---- TASK MATERIAL

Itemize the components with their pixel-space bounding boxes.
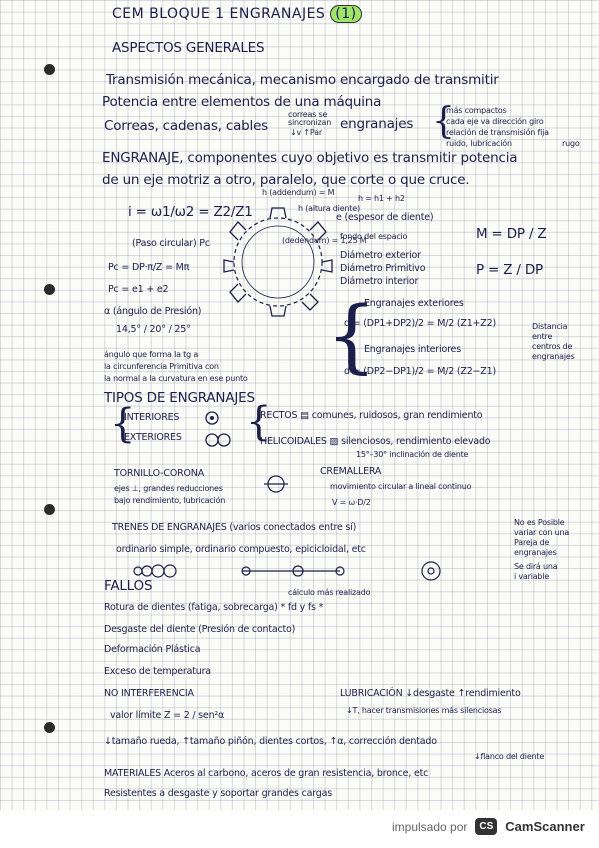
note-small: más compactos [446,106,507,115]
section-heading: FALLOS [104,578,153,594]
formula: valor límite Z = 2 / sen²α [110,710,225,721]
gear-label: e (espesor de diente) [336,212,434,223]
section-heading: NO INTERFERENCIA [104,688,194,699]
note-small: V = ω·D/2 [332,498,371,507]
note-small: ejes ⊥, grandes reducciones [114,484,223,493]
gear-label: (dedendum) = 1,25 M [282,236,367,245]
note-small: relación de transmisión fija [446,128,549,137]
formula: P = Z / DP [476,262,543,278]
note-line: CREMALLERA [320,466,382,477]
note-line: MATERIALES Aceros al carbono, aceros de gran resistencia, bronce, etc [104,768,429,779]
camscanner-logo-icon: CS [475,818,497,835]
note-line: 14,5° / 20° / 25° [116,324,191,335]
note-line: ↓tamaño rueda, ↑tamaño piñón, dientes cortos, ↑α, corrección dentado [104,736,437,747]
note-small: entre [532,332,553,341]
gear-label: h = h1 + h2 [358,194,405,203]
note-line: ENGRANAJE, componentes cuyo objetivo es transmitir potencia [102,150,518,166]
note-line: Deformación Plástica [104,644,201,655]
note-small: No es Posible [514,518,565,527]
note-line: Exceso de temperatura [104,666,211,677]
note-line: INTERIORES [124,412,180,423]
gear-label: fondo del espacio [340,232,408,241]
note-small: engranajes [532,352,575,361]
brace: { [246,399,272,445]
note-small: la normal a la curvatura en ese punto [104,374,248,383]
note-line: (Paso circular) Pc [132,238,210,249]
gear-label: h (altura diente) [298,204,360,213]
note-small: ángulo que forma la tg a [104,350,199,359]
note-small: ↓v ↑Par [290,128,322,137]
note-small: variar con una [514,528,570,537]
brand-name: CamScanner [505,819,585,834]
note-line: ordinario simple, ordinario compuesto, epicicloidal, etc [116,544,366,555]
note-line: engranajes [340,116,414,132]
section-heading: TIPOS DE ENGRANAJES [104,390,255,406]
note-line: RECTOS ▤ comunes, ruidosos, gran rendimiento [260,410,483,421]
binder-hole [44,284,55,295]
gear-train-icon [128,560,458,582]
note-small: Pareja de [514,538,550,547]
note-line: Engranajes exteriores [364,298,464,309]
note-line: Transmisión mecánica, mecanismo encargado de transmitir [106,72,499,88]
note-small: movimiento circular a lineal continuo [330,482,472,491]
note-small: centros de [532,342,573,351]
note-line: LUBRICACIÓN ↓desgaste ↑rendimiento [340,688,521,699]
note-line: Engranajes interiores [364,344,461,355]
note-small: cálculo más realizado [288,588,371,597]
binder-hole [44,64,55,75]
title-badge: (1) [330,5,361,23]
note-line: TORNILLO-CORONA [114,468,205,479]
powered-by-text: impulsado por [392,819,468,834]
note-small: rugo [562,139,580,148]
note-small: engranajes [514,548,557,557]
formula: M = DP / Z [476,226,547,242]
note-small: cada eje va dirección giro [446,117,544,126]
gear-label: Diámetro Primitivo [340,263,426,274]
gear-symbols-icon [204,410,238,450]
note-line: α (ángulo de Presión) [104,306,202,317]
brace: { [326,289,377,382]
note-line: Desgaste del diente (Presión de contacto) [104,624,296,635]
note-line: TRENES DE ENGRANAJES (varios conectados entre sí) [112,522,357,533]
worm-gear-icon [262,474,290,494]
note-small: bajo rendimiento, lubricación [114,496,226,505]
subtitle: ASPECTOS GENERALES [112,40,265,56]
title-text: CEM BLOQUE 1 ENGRANAJES [112,6,326,22]
brace: { [110,401,136,447]
note-line: de un eje motriz a otro, paralelo, que corte o que cruce. [102,172,470,188]
note-line: Potencia entre elementos de una máquina [102,94,382,110]
binder-hole [44,722,55,733]
formula: d = (DP1+DP2)/2 = M/2 (Z1+Z2) [344,318,496,329]
brace: { [432,101,455,142]
note-small: ↓T, hacer transmisiones más silenciosas [346,706,502,715]
formula: i = ω1/ω2 = Z2/Z1 [128,204,253,220]
gear-diagram-icon [218,200,338,320]
formula: Pc = e1 + e2 [108,284,169,295]
note-small: correas se [288,110,328,119]
gear-label: Diámetro interior [340,276,419,287]
formula: Pc = DP·π/Z = Mπ [108,262,190,273]
note-small: la circunferencia Primitiva con [104,362,219,371]
note-line: Correas, cadenas, cables [104,118,269,134]
note-small: ↓flanco del diente [474,752,545,761]
binder-hole [44,504,55,515]
note-small: ruido, lubricación [446,139,512,148]
note-line: HELICOIDALES ▨ silenciosos, rendimiento elevado [260,436,491,447]
note-small: Se dirá una [514,562,558,571]
note-small: Distancia [532,322,568,331]
formula: d = (DP2−DP1)/2 = M/2 (Z2−Z1) [344,366,496,377]
note-small: sincronizan [288,118,332,127]
note-line: Rotura de dientes (fatiga, sobrecarga) * fd y fs * [104,602,324,613]
gear-label: h (addendum) = M [262,188,335,197]
note-line: EXTERIORES [124,432,182,443]
page-title [112,6,362,22]
gear-label: Diámetro exterior [340,250,421,261]
note-small: 15°–30° inclinación de diente [356,450,469,459]
note-small: i variable [514,572,550,581]
note-line: Resistentes a desgaste y soportar grandes cargas [104,788,332,799]
scanner-watermark [392,818,585,835]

--------

◆ TASK STATEMENT: Reproduce every line of the material above word for word, leaving out the picture.

◆ CORRECT RESPONSE:
Itemize the components with their pixel-space bounding boxes.
note-small: más compactos [446,106,507,115]
section-heading: FALLOS [104,578,153,594]
formula: valor límite Z = 2 / sen²α [110,710,225,721]
gear-label: e (espesor de diente) [336,212,434,223]
section-heading: NO INTERFERENCIA [104,688,194,699]
note-small: V = ω·D/2 [332,498,371,507]
note-small: ejes ⊥, grandes reducciones [114,484,223,493]
gear-label: (dedendum) = 1,25 M [282,236,367,245]
note-small: relación de transmisión fija [446,128,549,137]
formula: P = Z / DP [476,262,543,278]
note-line: CREMALLERA [320,466,382,477]
note-line: MATERIALES Aceros al carbono, aceros de gran resistencia, bronce, etc [104,768,429,779]
camscanner-logo-icon: CS [475,818,497,835]
note-line: 14,5° / 20° / 25° [116,324,191,335]
note-line: ↓tamaño rueda, ↑tamaño piñón, dientes cortos, ↑α, corrección dentado [104,736,437,747]
note-small: entre [532,332,553,341]
gear-label: h = h1 + h2 [358,194,405,203]
note-line: ENGRANAJE, componentes cuyo objetivo es transmitir potencia [102,150,518,166]
note-line: Deformación Plástica [104,644,201,655]
note-small: No es Posible [514,518,565,527]
note-line: Exceso de temperatura [104,666,211,677]
note-line: INTERIORES [124,412,180,423]
gear-label: fondo del espacio [340,232,408,241]
note-small: engranajes [532,352,575,361]
brace: { [246,399,272,445]
note-small: la normal a la curvatura en ese punto [104,374,248,383]
note-line: (Paso circular) Pc [132,238,210,249]
gear-label: h (altura diente) [298,204,360,213]
note-small: ángulo que forma la tg a [104,350,199,359]
note-small: ↓v ↑Par [290,128,322,137]
note-small: variar con una [514,528,570,537]
brand-name: CamScanner [505,819,585,834]
note-line: ordinario simple, ordinario compuesto, epicicloidal, etc [116,544,366,555]
note-line: engranajes [340,116,414,132]
section-heading: TIPOS DE ENGRANAJES [104,390,255,406]
note-line: RECTOS ▤ comunes, ruidosos, gran rendimiento [260,410,483,421]
binder-hole [44,284,55,295]
gear-train-icon [128,560,458,582]
note-small: Pareja de [514,538,550,547]
note-line: Engranajes exteriores [364,298,464,309]
note-line: Transmisión mecánica, mecanismo encargado de transmitir [106,72,499,88]
note-small: movimiento circular a lineal continuo [330,482,472,491]
note-small: centros de [532,342,573,351]
note-line: LUBRICACIÓN ↓desgaste ↑rendimiento [340,688,521,699]
note-line: Engranajes interiores [364,344,461,355]
note-small: cálculo más realizado [288,588,371,597]
binder-hole [44,64,55,75]
title-badge: (1) [330,5,361,23]
note-line: TORNILLO-CORONA [114,468,205,479]
powered-by-text: impulsado por [392,819,468,834]
note-small: rugo [562,139,580,148]
note-small: engranajes [514,548,557,557]
formula: M = DP / Z [476,226,547,242]
note-small: cada eje va dirección giro [446,117,544,126]
gear-label: Diámetro Primitivo [340,263,426,274]
gear-symbols-icon [204,410,238,450]
note-line: α (ángulo de Presión) [104,306,202,317]
brace: { [326,289,377,382]
note-line: Desgaste del diente (Presión de contacto) [104,624,296,635]
note-line: TRENES DE ENGRANAJES (varios conectados entre sí) [112,522,357,533]
worm-gear-icon [262,474,290,494]
note-small: bajo rendimiento, lubricación [114,496,226,505]
subtitle: ASPECTOS GENERALES [112,40,265,56]
title-text: CEM BLOQUE 1 ENGRANAJES [112,6,326,22]
brace: { [110,401,136,447]
note-line: de un eje motriz a otro, paralelo, que corte o que cruce. [102,172,470,188]
note-line: Potencia entre elementos de una máquina [102,94,382,110]
binder-hole [44,722,55,733]
formula: d = (DP1+DP2)/2 = M/2 (Z1+Z2) [344,318,496,329]
brace: { [432,101,455,142]
note-small: ↓T, hacer transmisiones más silenciosas [346,706,502,715]
formula: i = ω1/ω2 = Z2/Z1 [128,204,253,220]
gear-diagram-icon [218,200,338,320]
formula: Pc = e1 + e2 [108,284,169,295]
note-small: correas se [288,110,328,119]
gear-label: Diámetro interior [340,276,419,287]
formula: Pc = DP·π/Z = Mπ [108,262,190,273]
note-small: la circunferencia Primitiva con [104,362,219,371]
note-line: Correas, cadenas, cables [104,118,269,134]
note-small: ↓flanco del diente [474,752,545,761]
binder-hole [44,504,55,515]
note-small: ruido, lubricación [446,139,512,148]
note-line: HELICOIDALES ▨ silenciosos, rendimiento elevado [260,436,491,447]
note-small: Se dirá una [514,562,558,571]
note-small: Distancia [532,322,568,331]
formula: d = (DP2−DP1)/2 = M/2 (Z2−Z1) [344,366,496,377]
note-small: sincronizan [288,118,332,127]
note-line: Rotura de dientes (fatiga, sobrecarga) * fd y fs * [104,602,324,613]
gear-label: h (addendum) = M [262,188,335,197]
note-line: EXTERIORES [124,432,182,443]
page-title [112,6,362,22]
gear-label: Diámetro exterior [340,250,421,261]
note-small: 15°–30° inclinación de diente [356,450,469,459]
note-small: i variable [514,572,550,581]
note-line: Resistentes a desgaste y soportar grandes cargas [104,788,332,799]
scanner-watermark [392,818,585,835]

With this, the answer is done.